» OBJECTIVE
Return the listing verbatim from its first line through the line containing "conversation-header: VM-SHCTPT [37, 42, 1240, 122]", including both of those lines.

» DATA FOR THE TASK
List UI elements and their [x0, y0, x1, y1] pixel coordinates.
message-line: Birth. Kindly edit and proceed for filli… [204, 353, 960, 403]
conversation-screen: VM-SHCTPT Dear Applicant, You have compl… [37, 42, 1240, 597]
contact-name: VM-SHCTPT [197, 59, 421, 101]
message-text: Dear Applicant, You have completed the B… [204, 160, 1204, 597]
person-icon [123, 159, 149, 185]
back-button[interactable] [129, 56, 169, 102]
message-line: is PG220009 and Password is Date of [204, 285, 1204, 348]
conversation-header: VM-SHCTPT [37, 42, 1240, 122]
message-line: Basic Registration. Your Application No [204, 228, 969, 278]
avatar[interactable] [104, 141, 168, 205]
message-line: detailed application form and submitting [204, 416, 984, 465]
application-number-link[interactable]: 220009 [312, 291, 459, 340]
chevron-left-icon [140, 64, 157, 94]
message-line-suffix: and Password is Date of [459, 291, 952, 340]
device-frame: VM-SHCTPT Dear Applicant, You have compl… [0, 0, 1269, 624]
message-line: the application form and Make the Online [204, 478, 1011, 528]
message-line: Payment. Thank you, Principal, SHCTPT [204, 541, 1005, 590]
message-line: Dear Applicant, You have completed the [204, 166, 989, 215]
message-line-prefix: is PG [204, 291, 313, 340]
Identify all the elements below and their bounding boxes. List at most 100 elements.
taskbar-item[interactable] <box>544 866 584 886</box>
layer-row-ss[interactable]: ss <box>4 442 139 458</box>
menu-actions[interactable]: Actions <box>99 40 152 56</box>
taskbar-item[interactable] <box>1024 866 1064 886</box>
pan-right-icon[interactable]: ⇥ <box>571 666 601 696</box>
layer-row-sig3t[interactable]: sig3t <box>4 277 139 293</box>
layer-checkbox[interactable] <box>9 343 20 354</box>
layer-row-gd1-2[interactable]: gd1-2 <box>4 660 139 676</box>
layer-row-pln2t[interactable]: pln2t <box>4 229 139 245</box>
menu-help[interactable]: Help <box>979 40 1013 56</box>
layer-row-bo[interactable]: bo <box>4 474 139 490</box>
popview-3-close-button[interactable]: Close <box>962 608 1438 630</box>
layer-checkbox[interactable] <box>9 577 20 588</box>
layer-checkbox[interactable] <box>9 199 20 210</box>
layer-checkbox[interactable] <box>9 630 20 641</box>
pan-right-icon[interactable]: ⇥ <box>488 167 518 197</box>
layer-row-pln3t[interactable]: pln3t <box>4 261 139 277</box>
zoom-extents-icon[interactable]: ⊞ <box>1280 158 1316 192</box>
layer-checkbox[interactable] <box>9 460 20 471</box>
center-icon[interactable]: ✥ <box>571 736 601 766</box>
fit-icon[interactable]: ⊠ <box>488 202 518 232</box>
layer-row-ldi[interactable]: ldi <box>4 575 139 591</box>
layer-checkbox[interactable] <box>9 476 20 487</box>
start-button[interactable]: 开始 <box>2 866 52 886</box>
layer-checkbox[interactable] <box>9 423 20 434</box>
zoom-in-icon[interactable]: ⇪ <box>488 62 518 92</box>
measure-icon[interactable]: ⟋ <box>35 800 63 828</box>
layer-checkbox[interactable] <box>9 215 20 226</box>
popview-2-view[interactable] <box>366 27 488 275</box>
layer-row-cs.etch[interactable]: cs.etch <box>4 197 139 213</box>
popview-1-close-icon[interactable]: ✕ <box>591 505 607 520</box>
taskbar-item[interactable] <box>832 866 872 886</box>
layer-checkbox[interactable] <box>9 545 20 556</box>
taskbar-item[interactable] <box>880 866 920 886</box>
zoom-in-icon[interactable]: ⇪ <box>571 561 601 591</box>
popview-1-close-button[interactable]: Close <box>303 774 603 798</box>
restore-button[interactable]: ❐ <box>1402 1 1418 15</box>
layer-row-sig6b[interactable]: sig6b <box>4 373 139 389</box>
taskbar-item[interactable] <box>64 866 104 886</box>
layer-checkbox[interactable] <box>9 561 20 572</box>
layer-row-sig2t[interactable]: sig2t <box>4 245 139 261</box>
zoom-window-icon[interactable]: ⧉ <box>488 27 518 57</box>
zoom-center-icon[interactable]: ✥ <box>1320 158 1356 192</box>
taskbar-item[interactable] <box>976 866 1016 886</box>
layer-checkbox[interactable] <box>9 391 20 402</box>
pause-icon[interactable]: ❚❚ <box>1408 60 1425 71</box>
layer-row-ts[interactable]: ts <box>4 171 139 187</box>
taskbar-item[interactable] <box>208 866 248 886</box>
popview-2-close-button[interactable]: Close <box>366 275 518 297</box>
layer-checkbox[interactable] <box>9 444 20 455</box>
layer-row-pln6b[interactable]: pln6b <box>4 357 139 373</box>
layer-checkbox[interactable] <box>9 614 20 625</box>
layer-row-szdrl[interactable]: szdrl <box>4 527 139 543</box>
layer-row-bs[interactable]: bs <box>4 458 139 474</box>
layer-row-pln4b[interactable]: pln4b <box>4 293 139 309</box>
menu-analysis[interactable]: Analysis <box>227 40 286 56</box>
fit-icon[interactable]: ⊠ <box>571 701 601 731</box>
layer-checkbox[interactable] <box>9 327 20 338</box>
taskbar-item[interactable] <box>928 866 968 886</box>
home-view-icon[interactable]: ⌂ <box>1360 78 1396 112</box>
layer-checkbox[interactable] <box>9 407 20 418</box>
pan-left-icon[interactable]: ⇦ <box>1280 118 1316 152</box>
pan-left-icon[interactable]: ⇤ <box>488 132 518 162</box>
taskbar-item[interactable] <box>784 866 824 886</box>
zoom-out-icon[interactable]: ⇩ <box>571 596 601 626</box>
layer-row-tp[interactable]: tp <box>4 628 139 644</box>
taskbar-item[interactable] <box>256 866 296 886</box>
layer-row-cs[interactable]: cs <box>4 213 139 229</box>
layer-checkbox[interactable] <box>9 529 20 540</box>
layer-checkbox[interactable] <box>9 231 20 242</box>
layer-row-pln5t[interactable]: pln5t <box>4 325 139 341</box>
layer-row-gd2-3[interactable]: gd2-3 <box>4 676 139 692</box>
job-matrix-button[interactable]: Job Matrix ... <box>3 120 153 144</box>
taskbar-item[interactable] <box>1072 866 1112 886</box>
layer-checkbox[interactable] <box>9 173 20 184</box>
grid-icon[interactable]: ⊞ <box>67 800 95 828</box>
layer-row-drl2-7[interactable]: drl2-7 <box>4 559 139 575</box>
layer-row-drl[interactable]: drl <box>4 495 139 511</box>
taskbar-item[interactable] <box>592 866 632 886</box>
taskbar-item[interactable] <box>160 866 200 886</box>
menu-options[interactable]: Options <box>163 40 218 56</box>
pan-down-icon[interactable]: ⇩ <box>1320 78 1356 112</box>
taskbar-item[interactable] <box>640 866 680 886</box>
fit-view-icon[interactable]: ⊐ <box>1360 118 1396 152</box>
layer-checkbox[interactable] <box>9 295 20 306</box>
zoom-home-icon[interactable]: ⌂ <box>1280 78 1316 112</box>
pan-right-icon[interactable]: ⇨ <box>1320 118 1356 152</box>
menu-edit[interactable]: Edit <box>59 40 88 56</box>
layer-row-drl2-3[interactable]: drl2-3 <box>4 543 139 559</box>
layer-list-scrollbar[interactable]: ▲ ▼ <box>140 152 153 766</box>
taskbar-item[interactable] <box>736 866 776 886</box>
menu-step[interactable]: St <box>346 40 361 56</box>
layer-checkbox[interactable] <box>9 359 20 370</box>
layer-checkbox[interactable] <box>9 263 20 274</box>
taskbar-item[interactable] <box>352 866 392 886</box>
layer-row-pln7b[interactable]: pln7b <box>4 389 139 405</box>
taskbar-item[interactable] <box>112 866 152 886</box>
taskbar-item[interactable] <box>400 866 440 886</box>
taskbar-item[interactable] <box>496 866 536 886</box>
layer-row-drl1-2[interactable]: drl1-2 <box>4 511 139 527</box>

» RESPONSE
List UI elements and their [x0, y0, x1, y1] pixel coordinates.
message-line: Birth. Kindly edit and proceed for filli… [204, 353, 960, 403]
conversation-screen: VM-SHCTPT Dear Applicant, You have compl… [37, 42, 1240, 597]
contact-name: VM-SHCTPT [197, 59, 421, 101]
message-text: Dear Applicant, You have completed the B… [204, 160, 1204, 597]
person-icon [123, 159, 149, 185]
back-button[interactable] [129, 56, 169, 102]
message-line: is PG220009 and Password is Date of [204, 285, 1204, 348]
conversation-header: VM-SHCTPT [37, 42, 1240, 122]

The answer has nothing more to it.